▶ **Textauszug**
Die Verfügung, Bauvorlagen für die vorumschriebenen Maßnahmen einzureichen, ist jedoch ermessensfehlerhaft ergangen. Wie sich bereits aus dem Wortlaut der Bestimmung des §§ 78 Abs. 2 HBO/72 Abs. 2 HBO 2002 ergibt, steht der Erlass einer derartigen Verfügung bei Vorliegen der tatbestandlichen Voraussetzungen im Ermessen der Bauaufsichtsbehörde. Ihr obliegt es, nach pflichtgemäßer Abwägung der Umstände des Einzelfalls zu entscheiden, ob sie von ihrer Befugnis, gegen eine ungenehmigte Nutzung oder ungenehmigte Veränderungen einzuschreiten, Gebrauch macht, wie sie davon Gebrauch macht und gegen wen sie vorgeht, wenn mehrere Personen für die ungenehmigte Nutzung oder Veränderung verantwortlich sind. Das kann gemäß §§ 3 Abs. 1, 6 HSOG derjenige sein, der die Anlage formell rechtswidrig nutzt bzw. die Veränderungen formell rechtswidrig vorgenommen hat (Verhaltensstörer), oder der Eigentümer, der für den Zustand des Grundstücks und des Gebäudes verantwortlich ist (Zustandsstörer gemäß §§ 3 Abs. 1, 7 HSOG). Gegen wen die Bauaufsichtsbehörde im Einzelfall vorgeht, liegt in ihrem Auswahlermessen ( vgl. dazu BayVGH, Urteil vom 23. Februar 1989 - Nr. 2 B 87.01834 -, BauR 1990, 202 m.w.N.; Weiss u. a., Das Baurecht in Hessen, Stand: August 2002, § 61 HBO Anm. 2.2.6). Dies gilt auch für den Fall, dass als Gefahrenabwehrmaßnahme die Verpflichtung ausgesprochen wird, Bauvorlagen einzureichen (vgl. Simon/Busse, Bayerische Bauordnung, Stand: September 2002, Art. 83 Rdnr. 314).

▶ **Aufgabe 1**
Prüfen Sie anhand des Textauszugs zum Ermessen der Bauaufsichtsbehörde, ob die folgenden Aussagen zutreffen. Antworten Sie jeweils mit Ja oder Nein und zitieren Sie die entscheidende Stelle wörtlich. (a) Der Erlass einer Verfügung, Bauvorlagen einzureichen, steht im Ermessen der Bauaufsichtsbehörde. (b) Der Eigentümer, der für den Zustand des Grundstücks verantwortlich ist, wird als Verhaltensstörer bezeichnet. (c) Die Verfügung, Bauvorlagen einzureichen, wird als ermessensfehlerfrei beurteilt.
▶ **Aufgabe 2**
Welche Vorschriften des HSOG nennt der Textauszug zum Ermessen der Bauaufsichtsbehörde für den Verhaltensstörer?
▶ **Aufgabe 3**
Führen Sie den Textauszug zum Ermessen der Bauaufsichtsbehörde im Anschluss an seinen letzten Satz weiter.

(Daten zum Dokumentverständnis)
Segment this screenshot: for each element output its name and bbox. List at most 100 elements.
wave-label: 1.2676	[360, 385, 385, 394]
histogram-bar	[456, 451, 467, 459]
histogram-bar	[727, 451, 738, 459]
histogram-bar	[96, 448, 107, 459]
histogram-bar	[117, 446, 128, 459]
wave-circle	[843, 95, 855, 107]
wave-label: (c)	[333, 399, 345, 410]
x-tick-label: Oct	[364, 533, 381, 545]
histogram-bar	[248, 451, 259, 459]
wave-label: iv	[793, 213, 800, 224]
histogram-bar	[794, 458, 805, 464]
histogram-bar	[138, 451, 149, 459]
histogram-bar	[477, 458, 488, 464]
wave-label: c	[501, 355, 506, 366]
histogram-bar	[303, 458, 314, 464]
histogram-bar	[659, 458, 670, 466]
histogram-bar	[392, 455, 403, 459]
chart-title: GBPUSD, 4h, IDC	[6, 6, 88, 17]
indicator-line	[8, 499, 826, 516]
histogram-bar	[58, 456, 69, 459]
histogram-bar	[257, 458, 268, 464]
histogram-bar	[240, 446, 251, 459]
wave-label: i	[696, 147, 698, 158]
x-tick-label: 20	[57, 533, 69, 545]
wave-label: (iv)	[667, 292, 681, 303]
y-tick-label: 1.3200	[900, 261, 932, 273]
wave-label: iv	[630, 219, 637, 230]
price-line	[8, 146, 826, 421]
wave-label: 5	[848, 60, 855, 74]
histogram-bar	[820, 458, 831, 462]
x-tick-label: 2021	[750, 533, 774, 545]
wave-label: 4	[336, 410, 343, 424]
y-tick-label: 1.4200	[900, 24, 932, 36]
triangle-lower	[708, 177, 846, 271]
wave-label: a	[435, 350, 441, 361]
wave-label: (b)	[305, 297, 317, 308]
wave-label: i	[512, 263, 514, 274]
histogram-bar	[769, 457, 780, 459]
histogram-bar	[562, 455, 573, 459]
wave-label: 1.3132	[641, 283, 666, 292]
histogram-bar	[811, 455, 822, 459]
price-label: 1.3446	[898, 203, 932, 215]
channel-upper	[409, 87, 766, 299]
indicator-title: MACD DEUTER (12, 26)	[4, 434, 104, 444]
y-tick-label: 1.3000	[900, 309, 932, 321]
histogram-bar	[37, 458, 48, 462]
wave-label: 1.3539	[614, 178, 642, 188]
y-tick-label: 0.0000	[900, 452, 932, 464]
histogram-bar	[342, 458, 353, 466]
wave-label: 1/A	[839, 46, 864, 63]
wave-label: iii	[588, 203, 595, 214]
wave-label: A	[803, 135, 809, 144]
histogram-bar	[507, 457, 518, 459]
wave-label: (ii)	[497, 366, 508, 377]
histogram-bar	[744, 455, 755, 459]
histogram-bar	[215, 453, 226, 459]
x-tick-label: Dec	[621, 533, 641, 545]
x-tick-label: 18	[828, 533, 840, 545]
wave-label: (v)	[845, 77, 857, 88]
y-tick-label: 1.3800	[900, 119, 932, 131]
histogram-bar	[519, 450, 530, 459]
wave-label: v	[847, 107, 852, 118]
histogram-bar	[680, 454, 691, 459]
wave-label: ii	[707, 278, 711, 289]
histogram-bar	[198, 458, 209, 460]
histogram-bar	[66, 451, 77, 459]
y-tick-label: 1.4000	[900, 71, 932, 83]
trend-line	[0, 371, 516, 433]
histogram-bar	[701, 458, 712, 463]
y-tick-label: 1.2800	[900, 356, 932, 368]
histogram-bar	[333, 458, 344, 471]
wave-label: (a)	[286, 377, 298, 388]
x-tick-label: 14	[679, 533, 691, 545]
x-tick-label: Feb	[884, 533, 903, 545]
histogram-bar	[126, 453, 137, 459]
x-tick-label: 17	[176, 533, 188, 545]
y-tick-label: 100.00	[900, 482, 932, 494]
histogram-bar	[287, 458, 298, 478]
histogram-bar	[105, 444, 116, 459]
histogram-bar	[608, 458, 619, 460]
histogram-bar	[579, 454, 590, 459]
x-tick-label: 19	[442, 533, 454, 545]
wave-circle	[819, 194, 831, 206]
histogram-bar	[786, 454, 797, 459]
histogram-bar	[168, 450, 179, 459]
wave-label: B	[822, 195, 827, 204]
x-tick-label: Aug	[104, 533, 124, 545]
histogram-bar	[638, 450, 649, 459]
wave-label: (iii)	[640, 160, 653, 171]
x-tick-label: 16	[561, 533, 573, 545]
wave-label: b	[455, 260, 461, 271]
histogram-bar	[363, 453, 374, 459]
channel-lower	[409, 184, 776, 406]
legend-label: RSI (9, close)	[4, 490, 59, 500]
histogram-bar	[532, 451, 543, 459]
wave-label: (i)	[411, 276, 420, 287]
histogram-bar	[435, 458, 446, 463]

▶ **Lösung 1**
(a) Ja: „steht der Erlass einer derartigen Verfügung bei Vorliegen der tatbestandlichen Voraussetzungen im Ermessen der Bauaufsichtsbehörde“
(b) Nein: „der Eigentümer, der für den Zustand des Grundstücks und des Gebäudes verantwortlich ist (Zustandsstörer gemäß §§ 3 Abs. 1, 7 HSOG)“
(c) Nein: „ist jedoch ermessensfehlerhaft ergangen“

▶ **Lösung 2**
§§ 3 Abs. 1, 6 HSOG

▶ **Lösung 3**
Dem angegriffenen Bescheid vom 15. Januar 2002 lassen sich jedoch keinerlei Anhaltspunkte für eine nach dem oben Gesagten gebotene Ausübung des Störerauswahlermessens entnehmen. Entsprechender Überlegung hätte es aber bedurft, weil hier auf der einen Seite die Antragsteller als Eigentümer des Grundstücks A-Straße in J. als Zustandsstörer und auf der anderen Seite der Psychotherapeut B. als Mieter der Praxisräume bzw. Herr W. K. als Nutzer des übrigen Gebäudes und derjenige der die baulichen Veränderungen ausweislich der vorliegenden eidesstattlichen Versicherung vorgenommen hat, als Verhaltensverantwortliche in Betracht kommen. Vor dem Hintergrund des insofern gegebenen Zusammentreffens von Verhaltens- und Zustandsverantwortlichkeit hätte sich der Bauaufsichtsbehörde bei Beachtung der allgemein anerkannten Grundsätze zur sogenannten Störerwahl in der Begründung des Bescheides vom 15. Januar 2002 unter Darlegung der angestellten Erwägungen mit der Frage befassen müssen, was aus Behördensicht für die ausschließliche Inanspruchnahme der Antragsteller spricht. Dies ist nicht geschehen. Damit liegt bezogen auf die vorzunehmende Störerauswahl ein Fall des Nichtgebrauchs des Ermessens vor, wie er auch in der in der Beschwerdeerwiderung geäußerten Auffassung Ausdruck findet, dass es allein darauf ankomme, wer Eigentümer der baulichen Anlage sei.

Da die Anordnung des Sofortvollzuges keinen Bestand hat, ist auch die aufschiebende Wirkung des Widerspruchs der Antragsteller gegen die in den angegriffenen Bescheiden enthaltenen Zwangsmittelandrohungen anzuordnen.

Die Kostenentscheidung folgt aus § 155 Abs. 1 VwGO.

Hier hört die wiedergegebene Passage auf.